▸ **Records shown**:
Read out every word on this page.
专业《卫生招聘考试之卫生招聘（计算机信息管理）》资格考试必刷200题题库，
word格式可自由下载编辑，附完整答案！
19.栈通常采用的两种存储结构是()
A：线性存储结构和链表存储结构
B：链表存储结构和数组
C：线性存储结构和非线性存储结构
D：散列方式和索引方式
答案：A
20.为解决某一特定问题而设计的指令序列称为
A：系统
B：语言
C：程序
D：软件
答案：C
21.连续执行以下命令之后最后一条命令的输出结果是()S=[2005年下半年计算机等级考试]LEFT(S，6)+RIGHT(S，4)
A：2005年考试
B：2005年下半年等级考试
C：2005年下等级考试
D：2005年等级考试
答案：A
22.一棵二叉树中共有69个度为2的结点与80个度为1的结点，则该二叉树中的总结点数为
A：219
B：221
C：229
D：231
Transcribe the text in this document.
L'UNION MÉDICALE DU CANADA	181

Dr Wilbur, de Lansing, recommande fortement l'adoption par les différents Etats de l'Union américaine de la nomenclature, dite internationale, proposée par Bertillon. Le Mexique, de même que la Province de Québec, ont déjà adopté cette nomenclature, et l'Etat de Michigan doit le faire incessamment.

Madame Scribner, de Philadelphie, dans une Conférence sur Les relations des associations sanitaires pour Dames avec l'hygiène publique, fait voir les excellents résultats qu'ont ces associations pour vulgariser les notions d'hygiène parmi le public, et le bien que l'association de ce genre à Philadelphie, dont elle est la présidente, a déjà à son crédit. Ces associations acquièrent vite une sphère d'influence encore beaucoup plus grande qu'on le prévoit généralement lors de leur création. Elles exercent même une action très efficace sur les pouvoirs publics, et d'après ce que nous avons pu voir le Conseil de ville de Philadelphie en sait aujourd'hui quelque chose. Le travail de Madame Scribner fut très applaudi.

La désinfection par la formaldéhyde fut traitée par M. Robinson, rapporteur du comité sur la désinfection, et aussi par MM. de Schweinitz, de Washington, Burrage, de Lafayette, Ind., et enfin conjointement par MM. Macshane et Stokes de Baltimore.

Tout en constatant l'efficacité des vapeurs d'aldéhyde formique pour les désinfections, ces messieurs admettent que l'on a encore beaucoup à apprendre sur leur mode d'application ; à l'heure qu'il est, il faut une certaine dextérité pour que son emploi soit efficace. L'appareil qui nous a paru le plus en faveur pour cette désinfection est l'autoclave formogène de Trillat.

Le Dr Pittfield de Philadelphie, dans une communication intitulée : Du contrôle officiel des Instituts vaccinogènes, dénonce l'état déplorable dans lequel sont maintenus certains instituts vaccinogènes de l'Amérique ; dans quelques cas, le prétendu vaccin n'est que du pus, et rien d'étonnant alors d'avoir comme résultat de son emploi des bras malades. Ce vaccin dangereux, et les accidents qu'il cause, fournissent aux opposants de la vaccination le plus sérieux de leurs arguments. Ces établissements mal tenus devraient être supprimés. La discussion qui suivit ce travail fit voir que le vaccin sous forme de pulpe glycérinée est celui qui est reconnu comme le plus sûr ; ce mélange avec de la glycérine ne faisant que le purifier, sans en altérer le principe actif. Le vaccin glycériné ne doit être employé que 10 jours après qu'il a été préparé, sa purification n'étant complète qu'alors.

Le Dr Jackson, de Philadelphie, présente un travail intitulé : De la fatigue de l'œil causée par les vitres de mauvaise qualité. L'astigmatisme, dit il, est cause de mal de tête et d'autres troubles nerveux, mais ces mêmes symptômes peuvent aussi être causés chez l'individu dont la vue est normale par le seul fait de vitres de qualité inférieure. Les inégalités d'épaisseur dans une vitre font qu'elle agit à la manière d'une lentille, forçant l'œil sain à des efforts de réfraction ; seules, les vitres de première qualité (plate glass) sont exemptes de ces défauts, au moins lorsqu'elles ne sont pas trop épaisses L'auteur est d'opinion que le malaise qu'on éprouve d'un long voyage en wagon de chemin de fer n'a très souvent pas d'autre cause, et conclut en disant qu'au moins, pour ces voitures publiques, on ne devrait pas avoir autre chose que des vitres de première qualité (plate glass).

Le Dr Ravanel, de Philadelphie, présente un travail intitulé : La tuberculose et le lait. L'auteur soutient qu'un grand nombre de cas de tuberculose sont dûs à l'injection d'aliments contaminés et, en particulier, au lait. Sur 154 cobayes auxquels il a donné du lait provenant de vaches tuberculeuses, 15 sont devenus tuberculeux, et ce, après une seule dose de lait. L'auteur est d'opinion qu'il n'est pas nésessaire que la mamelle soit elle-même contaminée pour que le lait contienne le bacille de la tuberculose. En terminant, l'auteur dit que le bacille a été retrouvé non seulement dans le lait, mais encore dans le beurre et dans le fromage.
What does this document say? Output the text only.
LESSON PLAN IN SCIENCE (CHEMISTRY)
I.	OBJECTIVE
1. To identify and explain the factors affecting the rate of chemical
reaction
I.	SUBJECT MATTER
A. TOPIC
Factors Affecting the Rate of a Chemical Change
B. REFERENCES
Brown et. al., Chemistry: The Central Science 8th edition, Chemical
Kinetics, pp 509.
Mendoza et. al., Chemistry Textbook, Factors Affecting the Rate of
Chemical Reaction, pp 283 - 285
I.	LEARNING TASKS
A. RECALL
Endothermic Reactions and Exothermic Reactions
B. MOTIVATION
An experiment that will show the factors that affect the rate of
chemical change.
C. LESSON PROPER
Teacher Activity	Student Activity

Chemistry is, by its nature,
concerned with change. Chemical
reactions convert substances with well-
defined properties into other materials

▸ **Exercise requirements**:
Recite the full listing above exactly.

▸ **Answer in full**:
Read out every word on this page.
专业《卫生招聘考试之卫生招聘（计算机信息管理）》资格考试必刷200题题库，
word格式可自由下载编辑，附完整答案！
19.栈通常采用的两种存储结构是()
A：线性存储结构和链表存储结构
B：链表存储结构和数组
C：线性存储结构和非线性存储结构
D：散列方式和索引方式
答案：A
20.为解决某一特定问题而设计的指令序列称为
A：系统
B：语言
C：程序
D：软件
答案：C
21.连续执行以下命令之后最后一条命令的输出结果是()S=[2005年下半年计算机等级考试]LEFT(S，6)+RIGHT(S，4)
A：2005年考试
B：2005年下半年等级考试
C：2005年下等级考试
D：2005年等级考试
答案：A
22.一棵二叉树中共有69个度为2的结点与80个度为1的结点，则该二叉树中的总结点数为
A：219
B：221
C：229
D：231
Transcribe the text in this document.
L'UNION MÉDICALE DU CANADA	181

Dr Wilbur, de Lansing, recommande fortement l'adoption par les différents Etats de l'Union américaine de la nomenclature, dite internationale, proposée par Bertillon. Le Mexique, de même que la Province de Québec, ont déjà adopté cette nomenclature, et l'Etat de Michigan doit le faire incessamment.

Madame Scribner, de Philadelphie, dans une Conférence sur Les relations des associations sanitaires pour Dames avec l'hygiène publique, fait voir les excellents résultats qu'ont ces associations pour vulgariser les notions d'hygiène parmi le public, et le bien que l'association de ce genre à Philadelphie, dont elle est la présidente, a déjà à son crédit. Ces associations acquièrent vite une sphère d'influence encore beaucoup plus grande qu'on le prévoit généralement lors de leur création. Elles exercent même une action très efficace sur les pouvoirs publics, et d'après ce que nous avons pu voir le Conseil de ville de Philadelphie en sait aujourd'hui quelque chose. Le travail de Madame Scribner fut très applaudi.

La désinfection par la formaldéhyde fut traitée par M. Robinson, rapporteur du comité sur la désinfection, et aussi par MM. de Schweinitz, de Washington, Burrage, de Lafayette, Ind., et enfin conjointement par MM. Macshane et Stokes de Baltimore.

Tout en constatant l'efficacité des vapeurs d'aldéhyde formique pour les désinfections, ces messieurs admettent que l'on a encore beaucoup à apprendre sur leur mode d'application ; à l'heure qu'il est, il faut une certaine dextérité pour que son emploi soit efficace. L'appareil qui nous a paru le plus en faveur pour cette désinfection est l'autoclave formogène de Trillat.

Le Dr Pittfield de Philadelphie, dans une communication intitulée : Du contrôle officiel des Instituts vaccinogènes, dénonce l'état déplorable dans lequel sont maintenus certains instituts vaccinogènes de l'Amérique ; dans quelques cas, le prétendu vaccin n'est que du pus, et rien d'étonnant alors d'avoir comme résultat de son emploi des bras malades. Ce vaccin dangereux, et les accidents qu'il cause, fournissent aux opposants de la vaccination le plus sérieux de leurs arguments. Ces établissements mal tenus devraient être supprimés. La discussion qui suivit ce travail fit voir que le vaccin sous forme de pulpe glycérinée est celui qui est reconnu comme le plus sûr ; ce mélange avec de la glycérine ne faisant que le purifier, sans en altérer le principe actif. Le vaccin glycériné ne doit être employé que 10 jours après qu'il a été préparé, sa purification n'étant complète qu'alors.

Le Dr Jackson, de Philadelphie, présente un travail intitulé : De la fatigue de l'œil causée par les vitres de mauvaise qualité. L'astigmatisme, dit il, est cause de mal de tête et d'autres troubles nerveux, mais ces mêmes symptômes peuvent aussi être causés chez l'individu dont la vue est normale par le seul fait de vitres de qualité inférieure. Les inégalités d'épaisseur dans une vitre font qu'elle agit à la manière d'une lentille, forçant l'œil sain à des efforts de réfraction ; seules, les vitres de première qualité (plate glass) sont exemptes de ces défauts, au moins lorsqu'elles ne sont pas trop épaisses L'auteur est d'opinion que le malaise qu'on éprouve d'un long voyage en wagon de chemin de fer n'a très souvent pas d'autre cause, et conclut en disant qu'au moins, pour ces voitures publiques, on ne devrait pas avoir autre chose que des vitres de première qualité (plate glass).

Le Dr Ravanel, de Philadelphie, présente un travail intitulé : La tuberculose et le lait. L'auteur soutient qu'un grand nombre de cas de tuberculose sont dûs à l'injection d'aliments contaminés et, en particulier, au lait. Sur 154 cobayes auxquels il a donné du lait provenant de vaches tuberculeuses, 15 sont devenus tuberculeux, et ce, après une seule dose de lait. L'auteur est d'opinion qu'il n'est pas nésessaire que la mamelle soit elle-même contaminée pour que le lait contienne le bacille de la tuberculose. En terminant, l'auteur dit que le bacille a été retrouvé non seulement dans le lait, mais encore dans le beurre et dans le fromage.
What does this document say? Output the text only.
LESSON PLAN IN SCIENCE (CHEMISTRY)
I.	OBJECTIVE
1. To identify and explain the factors affecting the rate of chemical
reaction
I.	SUBJECT MATTER
A. TOPIC
Factors Affecting the Rate of a Chemical Change
B. REFERENCES
Brown et. al., Chemistry: The Central Science 8th edition, Chemical
Kinetics, pp 509.
Mendoza et. al., Chemistry Textbook, Factors Affecting the Rate of
Chemical Reaction, pp 283 - 285
I.	LEARNING TASKS
A. RECALL
Endothermic Reactions and Exothermic Reactions
B. MOTIVATION
An experiment that will show the factors that affect the rate of
chemical change.
C. LESSON PROPER
Teacher Activity	Student Activity

Chemistry is, by its nature,
concerned with change. Chemical
reactions convert substances with well-
defined properties into other materials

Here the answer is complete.